## Start Working data

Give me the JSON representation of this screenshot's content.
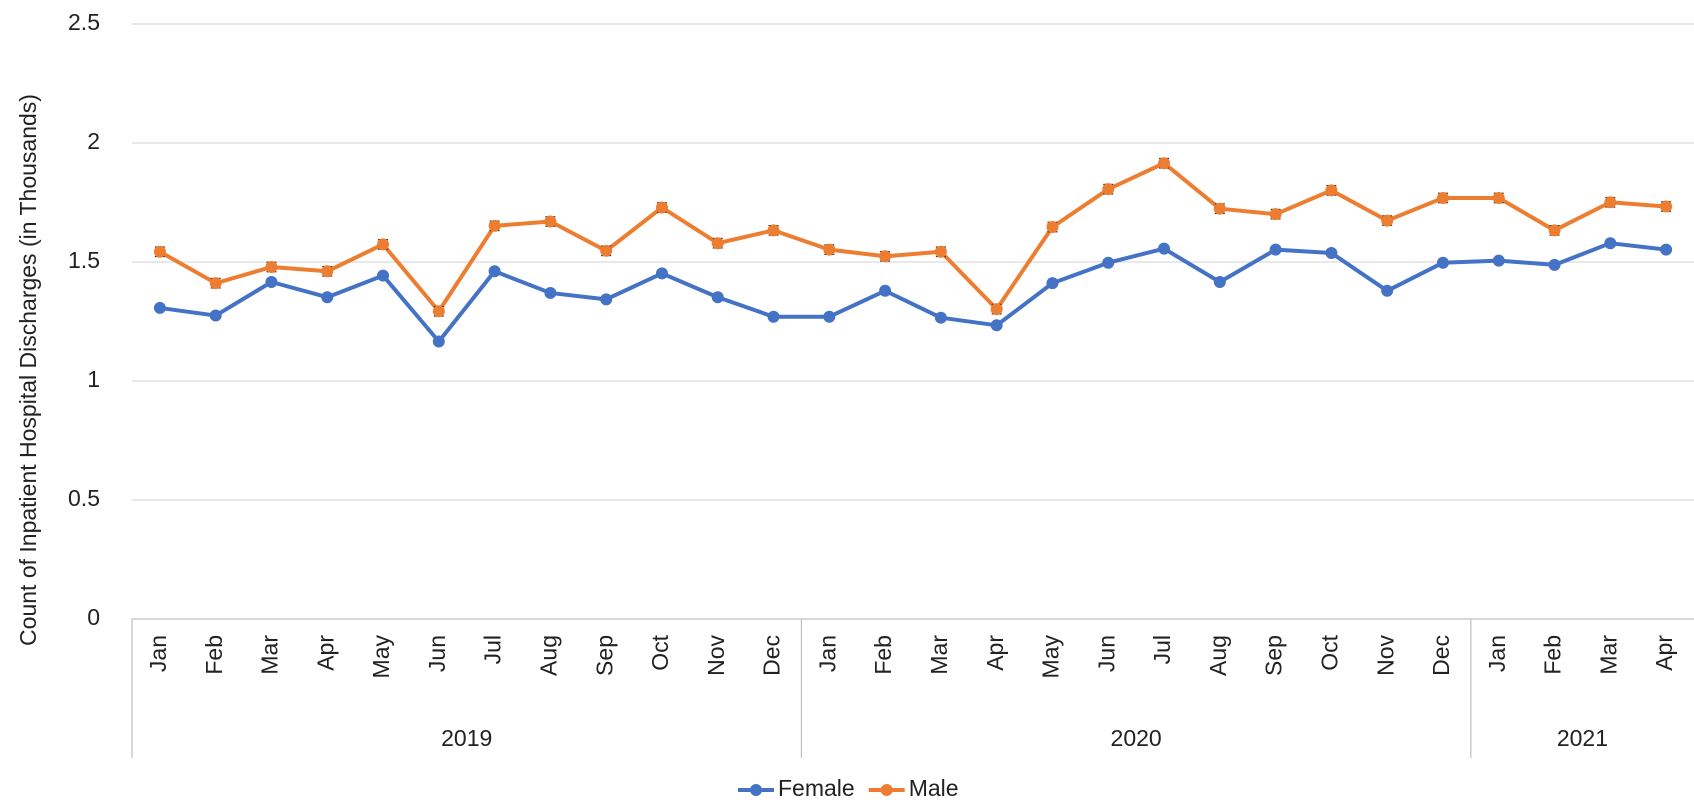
{
  "chart_data": {
    "type": "line",
    "y_label": "Count of Inpatient Hospital Discharges (in Thousands)",
    "year_groups": [
      {
        "year": "2019",
        "months": [
          "Jan",
          "Feb",
          "Mar",
          "Apr",
          "May",
          "Jun",
          "Jul",
          "Aug",
          "Sep",
          "Oct",
          "Nov",
          "Dec"
        ]
      },
      {
        "year": "2020",
        "months": [
          "Jan",
          "Feb",
          "Mar",
          "Apr",
          "May",
          "Jun",
          "Jul",
          "Aug",
          "Sep",
          "Oct",
          "Nov",
          "Dec"
        ]
      },
      {
        "year": "2021",
        "months": [
          "Jan",
          "Feb",
          "Mar",
          "Apr"
        ]
      }
    ],
    "series": [
      {
        "name": "Female",
        "color": "#4472c4",
        "values": [
          1.307,
          1.275,
          1.416,
          1.352,
          1.443,
          1.166,
          1.461,
          1.37,
          1.343,
          1.452,
          1.352,
          1.27,
          1.27,
          1.379,
          1.266,
          1.234,
          1.411,
          1.497,
          1.556,
          1.416,
          1.552,
          1.538,
          1.379,
          1.497,
          1.506,
          1.488,
          1.579,
          1.552
        ]
      },
      {
        "name": "Male",
        "color": "#ed7d31",
        "values": [
          1.543,
          1.411,
          1.479,
          1.461,
          1.574,
          1.293,
          1.652,
          1.67,
          1.547,
          1.729,
          1.579,
          1.633,
          1.552,
          1.524,
          1.543,
          1.302,
          1.647,
          1.806,
          1.915,
          1.724,
          1.701,
          1.801,
          1.674,
          1.769,
          1.769,
          1.633,
          1.751,
          1.733
        ],
        "errors": [
          0.02,
          0.02,
          0.02,
          0.02,
          0.02,
          0.02,
          0.02,
          0.02,
          0.02,
          0.02,
          0.02,
          0.02,
          0.02,
          0.02,
          0.02,
          0.02,
          0.02,
          0.02,
          0.02,
          0.02,
          0.02,
          0.02,
          0.02,
          0.02,
          0.02,
          0.02,
          0.02,
          0.02
        ]
      }
    ],
    "ylim": [
      0,
      2.5
    ],
    "yticks": [
      0,
      0.5,
      1,
      1.5,
      2,
      2.5
    ],
    "grid": true,
    "legend": "bottom"
  }
}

## End Working data

**What you should do**
Skip the images and write out the rest of the listing exactly.

**Solution for this exercise**
Give me the JSON representation of this screenshot's content.
{
  "chart_data": {
    "type": "line",
    "y_label": "Count of Inpatient Hospital Discharges (in Thousands)",
    "year_groups": [
      {
        "year": "2019",
        "months": [
          "Jan",
          "Feb",
          "Mar",
          "Apr",
          "May",
          "Jun",
          "Jul",
          "Aug",
          "Sep",
          "Oct",
          "Nov",
          "Dec"
        ]
      },
      {
        "year": "2020",
        "months": [
          "Jan",
          "Feb",
          "Mar",
          "Apr",
          "May",
          "Jun",
          "Jul",
          "Aug",
          "Sep",
          "Oct",
          "Nov",
          "Dec"
        ]
      },
      {
        "year": "2021",
        "months": [
          "Jan",
          "Feb",
          "Mar",
          "Apr"
        ]
      }
    ],
    "series": [
      {
        "name": "Female",
        "color": "#4472c4",
        "values": [
          1.307,
          1.275,
          1.416,
          1.352,
          1.443,
          1.166,
          1.461,
          1.37,
          1.343,
          1.452,
          1.352,
          1.27,
          1.27,
          1.379,
          1.266,
          1.234,
          1.411,
          1.497,
          1.556,
          1.416,
          1.552,
          1.538,
          1.379,
          1.497,
          1.506,
          1.488,
          1.579,
          1.552
        ]
      },
      {
        "name": "Male",
        "color": "#ed7d31",
        "values": [
          1.543,
          1.411,
          1.479,
          1.461,
          1.574,
          1.293,
          1.652,
          1.67,
          1.547,
          1.729,
          1.579,
          1.633,
          1.552,
          1.524,
          1.543,
          1.302,
          1.647,
          1.806,
          1.915,
          1.724,
          1.701,
          1.801,
          1.674,
          1.769,
          1.769,
          1.633,
          1.751,
          1.733
        ],
        "errors": [
          0.02,
          0.02,
          0.02,
          0.02,
          0.02,
          0.02,
          0.02,
          0.02,
          0.02,
          0.02,
          0.02,
          0.02,
          0.02,
          0.02,
          0.02,
          0.02,
          0.02,
          0.02,
          0.02,
          0.02,
          0.02,
          0.02,
          0.02,
          0.02,
          0.02,
          0.02,
          0.02,
          0.02
        ]
      }
    ],
    "ylim": [
      0,
      2.5
    ],
    "yticks": [
      0,
      0.5,
      1,
      1.5,
      2,
      2.5
    ],
    "grid": true,
    "legend": "bottom"
  }
}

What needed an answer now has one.